Short task » Will you output the entries below exactly, skipping every image they contain?

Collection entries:
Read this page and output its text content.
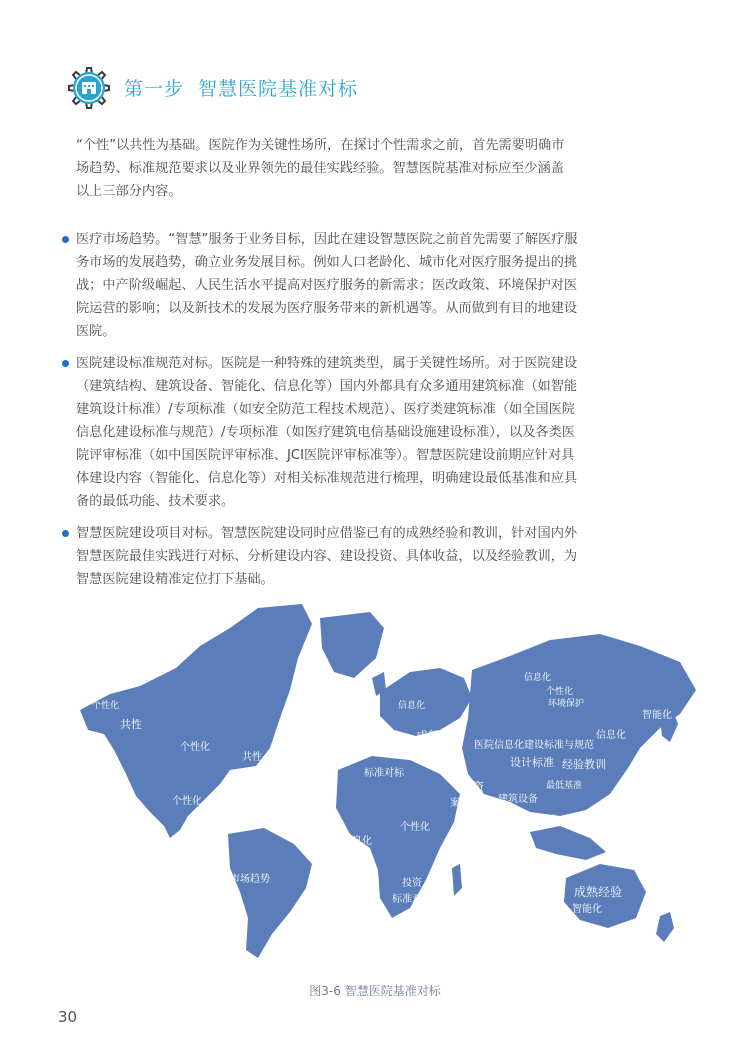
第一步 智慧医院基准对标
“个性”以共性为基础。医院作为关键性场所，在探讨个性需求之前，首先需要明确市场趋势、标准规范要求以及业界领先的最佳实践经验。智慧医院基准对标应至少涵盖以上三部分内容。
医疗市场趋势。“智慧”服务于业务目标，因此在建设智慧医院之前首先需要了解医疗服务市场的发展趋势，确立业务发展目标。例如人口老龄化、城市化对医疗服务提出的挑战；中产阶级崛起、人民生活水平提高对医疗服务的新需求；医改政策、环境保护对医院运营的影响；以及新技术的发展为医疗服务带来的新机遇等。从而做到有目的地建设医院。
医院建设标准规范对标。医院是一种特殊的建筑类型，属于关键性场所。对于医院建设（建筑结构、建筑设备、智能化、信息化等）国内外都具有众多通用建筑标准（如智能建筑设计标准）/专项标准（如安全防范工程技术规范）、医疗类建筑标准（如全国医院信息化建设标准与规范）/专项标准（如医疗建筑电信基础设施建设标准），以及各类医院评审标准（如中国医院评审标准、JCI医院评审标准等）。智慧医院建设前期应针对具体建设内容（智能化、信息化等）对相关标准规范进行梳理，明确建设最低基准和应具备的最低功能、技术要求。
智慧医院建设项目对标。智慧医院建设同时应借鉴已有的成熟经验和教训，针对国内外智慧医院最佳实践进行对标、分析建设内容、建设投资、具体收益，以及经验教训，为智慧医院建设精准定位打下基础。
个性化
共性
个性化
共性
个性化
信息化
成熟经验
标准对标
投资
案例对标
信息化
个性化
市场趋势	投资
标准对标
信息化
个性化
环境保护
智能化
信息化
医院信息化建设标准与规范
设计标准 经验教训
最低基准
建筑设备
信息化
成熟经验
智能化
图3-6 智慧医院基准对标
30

Complete output »
Read this page and output its text content.
第一步 智慧医院基准对标
“个性”以共性为基础。医院作为关键性场所，在探讨个性需求之前，首先需要明确市场趋势、标准规范要求以及业界领先的最佳实践经验。智慧医院基准对标应至少涵盖以上三部分内容。
医疗市场趋势。“智慧”服务于业务目标，因此在建设智慧医院之前首先需要了解医疗服务市场的发展趋势，确立业务发展目标。例如人口老龄化、城市化对医疗服务提出的挑战；中产阶级崛起、人民生活水平提高对医疗服务的新需求；医改政策、环境保护对医院运营的影响；以及新技术的发展为医疗服务带来的新机遇等。从而做到有目的地建设医院。
医院建设标准规范对标。医院是一种特殊的建筑类型，属于关键性场所。对于医院建设（建筑结构、建筑设备、智能化、信息化等）国内外都具有众多通用建筑标准（如智能建筑设计标准）/专项标准（如安全防范工程技术规范）、医疗类建筑标准（如全国医院信息化建设标准与规范）/专项标准（如医疗建筑电信基础设施建设标准），以及各类医院评审标准（如中国医院评审标准、JCI医院评审标准等）。智慧医院建设前期应针对具体建设内容（智能化、信息化等）对相关标准规范进行梳理，明确建设最低基准和应具备的最低功能、技术要求。
智慧医院建设项目对标。智慧医院建设同时应借鉴已有的成熟经验和教训，针对国内外智慧医院最佳实践进行对标、分析建设内容、建设投资、具体收益，以及经验教训，为智慧医院建设精准定位打下基础。
个性化
共性
个性化
共性
个性化
信息化
成熟经验
标准对标
投资
案例对标
信息化
个性化
市场趋势	投资
标准对标
信息化
个性化
环境保护
智能化
信息化
医院信息化建设标准与规范
设计标准 经验教训
最低基准
建筑设备
信息化
成熟经验
智能化
图3-6 智慧医院基准对标
30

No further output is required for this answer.